··· Provided data

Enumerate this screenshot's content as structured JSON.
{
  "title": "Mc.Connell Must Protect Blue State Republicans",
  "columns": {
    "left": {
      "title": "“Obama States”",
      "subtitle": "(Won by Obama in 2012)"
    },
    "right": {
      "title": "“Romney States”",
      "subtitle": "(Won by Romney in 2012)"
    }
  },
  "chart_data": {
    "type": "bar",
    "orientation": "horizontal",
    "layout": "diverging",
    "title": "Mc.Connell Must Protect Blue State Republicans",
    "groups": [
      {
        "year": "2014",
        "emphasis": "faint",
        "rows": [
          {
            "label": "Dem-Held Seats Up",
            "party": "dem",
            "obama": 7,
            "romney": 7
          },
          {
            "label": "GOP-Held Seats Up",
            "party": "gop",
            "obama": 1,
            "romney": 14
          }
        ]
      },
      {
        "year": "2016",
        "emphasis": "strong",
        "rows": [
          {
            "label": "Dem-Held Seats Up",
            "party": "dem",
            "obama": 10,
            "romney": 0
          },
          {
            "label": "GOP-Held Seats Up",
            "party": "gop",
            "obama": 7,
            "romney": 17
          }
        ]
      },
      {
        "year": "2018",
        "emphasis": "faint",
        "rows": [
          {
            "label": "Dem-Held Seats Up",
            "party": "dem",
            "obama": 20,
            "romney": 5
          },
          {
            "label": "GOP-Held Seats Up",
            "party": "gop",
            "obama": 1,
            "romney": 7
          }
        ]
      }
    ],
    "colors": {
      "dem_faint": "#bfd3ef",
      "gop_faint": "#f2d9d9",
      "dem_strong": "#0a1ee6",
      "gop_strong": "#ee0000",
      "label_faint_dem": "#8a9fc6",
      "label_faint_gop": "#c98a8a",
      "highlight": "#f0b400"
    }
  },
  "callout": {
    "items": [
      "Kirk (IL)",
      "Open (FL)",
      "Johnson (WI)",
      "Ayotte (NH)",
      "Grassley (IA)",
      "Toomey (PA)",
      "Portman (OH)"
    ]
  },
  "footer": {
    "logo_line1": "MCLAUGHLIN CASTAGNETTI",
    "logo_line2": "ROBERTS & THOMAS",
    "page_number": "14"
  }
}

······

#### [Required work]
Take the records above and return them exactly as written.

#### [Output below]
Enumerate this screenshot's content as structured JSON.
{
  "title": "Mc.Connell Must Protect Blue State Republicans",
  "columns": {
    "left": {
      "title": "“Obama States”",
      "subtitle": "(Won by Obama in 2012)"
    },
    "right": {
      "title": "“Romney States”",
      "subtitle": "(Won by Romney in 2012)"
    }
  },
  "chart_data": {
    "type": "bar",
    "orientation": "horizontal",
    "layout": "diverging",
    "title": "Mc.Connell Must Protect Blue State Republicans",
    "groups": [
      {
        "year": "2014",
        "emphasis": "faint",
        "rows": [
          {
            "label": "Dem-Held Seats Up",
            "party": "dem",
            "obama": 7,
            "romney": 7
          },
          {
            "label": "GOP-Held Seats Up",
            "party": "gop",
            "obama": 1,
            "romney": 14
          }
        ]
      },
      {
        "year": "2016",
        "emphasis": "strong",
        "rows": [
          {
            "label": "Dem-Held Seats Up",
            "party": "dem",
            "obama": 10,
            "romney": 0
          },
          {
            "label": "GOP-Held Seats Up",
            "party": "gop",
            "obama": 7,
            "romney": 17
          }
        ]
      },
      {
        "year": "2018",
        "emphasis": "faint",
        "rows": [
          {
            "label": "Dem-Held Seats Up",
            "party": "dem",
            "obama": 20,
            "romney": 5
          },
          {
            "label": "GOP-Held Seats Up",
            "party": "gop",
            "obama": 1,
            "romney": 7
          }
        ]
      }
    ],
    "colors": {
      "dem_faint": "#bfd3ef",
      "gop_faint": "#f2d9d9",
      "dem_strong": "#0a1ee6",
      "gop_strong": "#ee0000",
      "label_faint_dem": "#8a9fc6",
      "label_faint_gop": "#c98a8a",
      "highlight": "#f0b400"
    }
  },
  "callout": {
    "items": [
      "Kirk (IL)",
      "Open (FL)",
      "Johnson (WI)",
      "Ayotte (NH)",
      "Grassley (IA)",
      "Toomey (PA)",
      "Portman (OH)"
    ]
  },
  "footer": {
    "logo_line1": "MCLAUGHLIN CASTAGNETTI",
    "logo_line2": "ROBERTS & THOMAS",
    "page_number": "14"
  }
}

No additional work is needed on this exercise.